** Begin GIVEN RECORDS **
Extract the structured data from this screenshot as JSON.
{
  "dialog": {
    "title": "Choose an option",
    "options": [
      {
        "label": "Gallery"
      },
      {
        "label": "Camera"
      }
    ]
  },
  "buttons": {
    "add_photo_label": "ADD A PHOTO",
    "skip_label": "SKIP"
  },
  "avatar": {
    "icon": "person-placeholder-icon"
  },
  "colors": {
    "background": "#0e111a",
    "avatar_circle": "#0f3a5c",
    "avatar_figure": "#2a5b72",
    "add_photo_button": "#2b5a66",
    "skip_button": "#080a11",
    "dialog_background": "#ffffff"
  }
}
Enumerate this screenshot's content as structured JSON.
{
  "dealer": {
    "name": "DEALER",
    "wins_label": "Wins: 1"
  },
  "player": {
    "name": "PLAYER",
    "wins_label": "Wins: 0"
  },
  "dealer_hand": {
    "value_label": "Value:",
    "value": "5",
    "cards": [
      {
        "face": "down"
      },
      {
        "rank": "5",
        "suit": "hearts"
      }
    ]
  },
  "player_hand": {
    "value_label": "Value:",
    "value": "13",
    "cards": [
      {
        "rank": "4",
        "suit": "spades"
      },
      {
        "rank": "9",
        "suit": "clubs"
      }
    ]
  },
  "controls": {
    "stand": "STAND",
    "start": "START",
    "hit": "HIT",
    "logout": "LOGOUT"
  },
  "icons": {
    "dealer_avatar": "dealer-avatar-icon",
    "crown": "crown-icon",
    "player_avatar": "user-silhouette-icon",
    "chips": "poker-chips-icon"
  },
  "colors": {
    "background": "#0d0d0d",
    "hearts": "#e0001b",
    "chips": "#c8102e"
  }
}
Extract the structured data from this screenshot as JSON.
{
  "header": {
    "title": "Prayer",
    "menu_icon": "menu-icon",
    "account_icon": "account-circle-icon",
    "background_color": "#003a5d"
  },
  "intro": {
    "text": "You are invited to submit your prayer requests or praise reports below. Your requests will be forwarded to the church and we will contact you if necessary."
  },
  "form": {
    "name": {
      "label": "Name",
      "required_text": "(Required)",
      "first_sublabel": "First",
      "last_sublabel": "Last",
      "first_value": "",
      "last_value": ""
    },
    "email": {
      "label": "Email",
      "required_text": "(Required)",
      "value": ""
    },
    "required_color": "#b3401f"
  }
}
** End GIVEN RECORDS **
** Begin GIVEN RECORDS **
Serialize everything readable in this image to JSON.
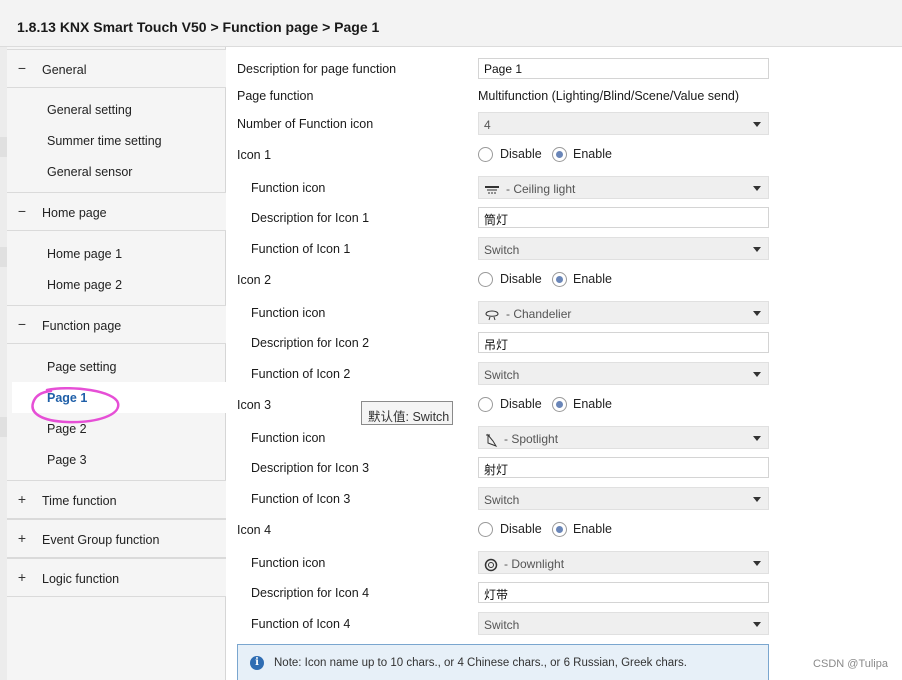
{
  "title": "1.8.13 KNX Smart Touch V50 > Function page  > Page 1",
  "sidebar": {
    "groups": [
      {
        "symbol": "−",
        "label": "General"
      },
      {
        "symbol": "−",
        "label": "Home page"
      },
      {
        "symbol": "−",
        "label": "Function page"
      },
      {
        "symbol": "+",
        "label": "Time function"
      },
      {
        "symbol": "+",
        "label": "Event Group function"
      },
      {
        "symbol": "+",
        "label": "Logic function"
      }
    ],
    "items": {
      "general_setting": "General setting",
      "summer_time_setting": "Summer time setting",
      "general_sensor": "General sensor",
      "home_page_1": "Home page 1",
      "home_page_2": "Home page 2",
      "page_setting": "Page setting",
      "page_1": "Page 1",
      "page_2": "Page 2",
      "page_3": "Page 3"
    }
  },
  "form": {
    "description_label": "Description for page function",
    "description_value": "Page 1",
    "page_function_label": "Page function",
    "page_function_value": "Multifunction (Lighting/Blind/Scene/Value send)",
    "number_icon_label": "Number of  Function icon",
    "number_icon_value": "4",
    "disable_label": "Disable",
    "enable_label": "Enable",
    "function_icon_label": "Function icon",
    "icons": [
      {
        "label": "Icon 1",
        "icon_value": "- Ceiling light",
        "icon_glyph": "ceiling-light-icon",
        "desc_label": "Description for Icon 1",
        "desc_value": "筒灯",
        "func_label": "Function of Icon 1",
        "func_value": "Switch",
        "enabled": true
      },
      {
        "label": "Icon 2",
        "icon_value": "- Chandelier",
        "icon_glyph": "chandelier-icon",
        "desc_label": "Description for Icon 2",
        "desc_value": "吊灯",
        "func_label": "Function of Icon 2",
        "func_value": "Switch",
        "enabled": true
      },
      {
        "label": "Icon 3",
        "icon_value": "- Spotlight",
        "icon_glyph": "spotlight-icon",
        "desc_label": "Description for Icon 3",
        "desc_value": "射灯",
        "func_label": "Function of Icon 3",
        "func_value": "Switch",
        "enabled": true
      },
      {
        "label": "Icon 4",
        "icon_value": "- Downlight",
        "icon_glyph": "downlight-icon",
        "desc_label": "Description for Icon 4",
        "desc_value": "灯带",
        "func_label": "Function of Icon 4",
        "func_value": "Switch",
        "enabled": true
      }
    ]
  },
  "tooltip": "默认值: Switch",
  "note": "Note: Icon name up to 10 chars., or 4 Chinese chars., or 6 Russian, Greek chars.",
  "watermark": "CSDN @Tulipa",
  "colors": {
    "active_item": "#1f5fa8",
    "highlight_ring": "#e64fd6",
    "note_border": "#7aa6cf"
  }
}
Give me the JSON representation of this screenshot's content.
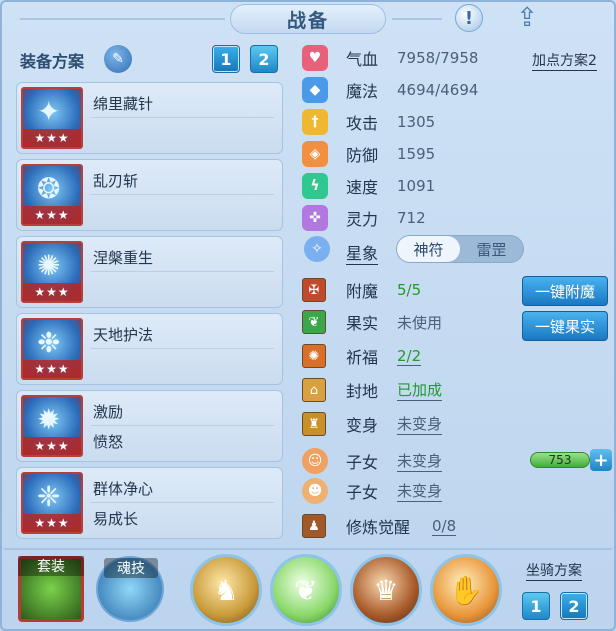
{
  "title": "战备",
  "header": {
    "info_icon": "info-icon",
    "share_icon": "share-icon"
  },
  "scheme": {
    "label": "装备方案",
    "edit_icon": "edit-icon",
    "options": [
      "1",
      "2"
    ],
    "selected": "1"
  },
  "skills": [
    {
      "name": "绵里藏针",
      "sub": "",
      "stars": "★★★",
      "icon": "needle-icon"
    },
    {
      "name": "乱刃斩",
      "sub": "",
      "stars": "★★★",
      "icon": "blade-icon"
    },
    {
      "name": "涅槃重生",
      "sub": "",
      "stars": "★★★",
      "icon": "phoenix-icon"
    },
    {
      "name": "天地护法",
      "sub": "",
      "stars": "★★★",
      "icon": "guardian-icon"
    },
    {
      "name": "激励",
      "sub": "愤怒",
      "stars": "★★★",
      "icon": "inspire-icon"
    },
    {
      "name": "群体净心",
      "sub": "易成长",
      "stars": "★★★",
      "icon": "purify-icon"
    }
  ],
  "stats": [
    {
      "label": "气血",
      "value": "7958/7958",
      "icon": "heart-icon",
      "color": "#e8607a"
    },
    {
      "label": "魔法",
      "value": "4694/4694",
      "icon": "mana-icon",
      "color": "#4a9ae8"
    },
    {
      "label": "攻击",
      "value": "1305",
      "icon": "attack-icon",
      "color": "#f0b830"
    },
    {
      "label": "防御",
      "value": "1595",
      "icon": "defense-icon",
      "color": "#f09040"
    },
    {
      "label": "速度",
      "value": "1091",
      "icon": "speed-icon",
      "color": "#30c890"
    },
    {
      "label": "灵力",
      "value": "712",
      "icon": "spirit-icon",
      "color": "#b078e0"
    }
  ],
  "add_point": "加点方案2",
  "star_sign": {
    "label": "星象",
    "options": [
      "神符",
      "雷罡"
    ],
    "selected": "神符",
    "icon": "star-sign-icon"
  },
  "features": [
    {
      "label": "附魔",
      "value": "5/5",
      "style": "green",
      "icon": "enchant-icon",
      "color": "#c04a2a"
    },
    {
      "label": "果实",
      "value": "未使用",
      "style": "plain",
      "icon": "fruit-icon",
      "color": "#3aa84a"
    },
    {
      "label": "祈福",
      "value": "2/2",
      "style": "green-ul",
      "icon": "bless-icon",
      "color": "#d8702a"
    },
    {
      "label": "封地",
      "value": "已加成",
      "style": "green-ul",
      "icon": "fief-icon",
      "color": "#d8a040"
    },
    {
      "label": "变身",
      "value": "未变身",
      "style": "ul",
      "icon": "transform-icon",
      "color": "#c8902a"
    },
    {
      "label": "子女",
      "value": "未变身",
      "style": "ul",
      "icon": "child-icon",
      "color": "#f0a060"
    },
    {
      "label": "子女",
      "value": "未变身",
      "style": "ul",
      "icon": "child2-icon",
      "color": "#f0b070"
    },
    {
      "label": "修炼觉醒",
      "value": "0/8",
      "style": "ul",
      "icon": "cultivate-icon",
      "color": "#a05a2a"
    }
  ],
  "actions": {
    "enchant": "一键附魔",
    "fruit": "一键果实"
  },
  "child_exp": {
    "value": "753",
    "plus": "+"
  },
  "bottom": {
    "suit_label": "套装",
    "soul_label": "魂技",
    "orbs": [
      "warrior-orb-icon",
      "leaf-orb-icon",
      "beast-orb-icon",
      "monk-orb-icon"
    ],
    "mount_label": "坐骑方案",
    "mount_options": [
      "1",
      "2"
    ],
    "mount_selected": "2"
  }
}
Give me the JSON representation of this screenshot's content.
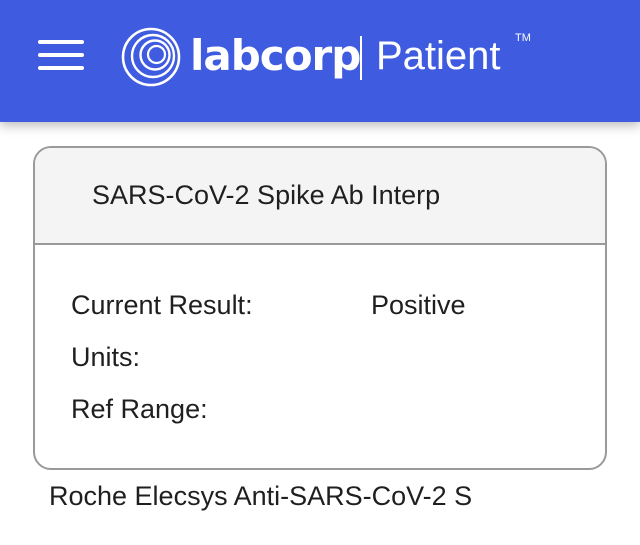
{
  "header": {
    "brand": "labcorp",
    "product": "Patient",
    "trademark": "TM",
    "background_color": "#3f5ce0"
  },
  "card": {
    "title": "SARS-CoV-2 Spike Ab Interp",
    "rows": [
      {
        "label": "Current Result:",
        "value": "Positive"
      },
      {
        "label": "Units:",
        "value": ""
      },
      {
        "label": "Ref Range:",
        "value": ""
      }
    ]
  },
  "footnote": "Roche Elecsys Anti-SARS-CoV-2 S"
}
** End GIVEN RECORDS **
Check each line of the entries above, and show every one holding the word "SARS".

    "title": "SARS-CoV-2 Spike Ab Interp",
  "footnote": "Roche Elecsys Anti-SARS-CoV-2 S"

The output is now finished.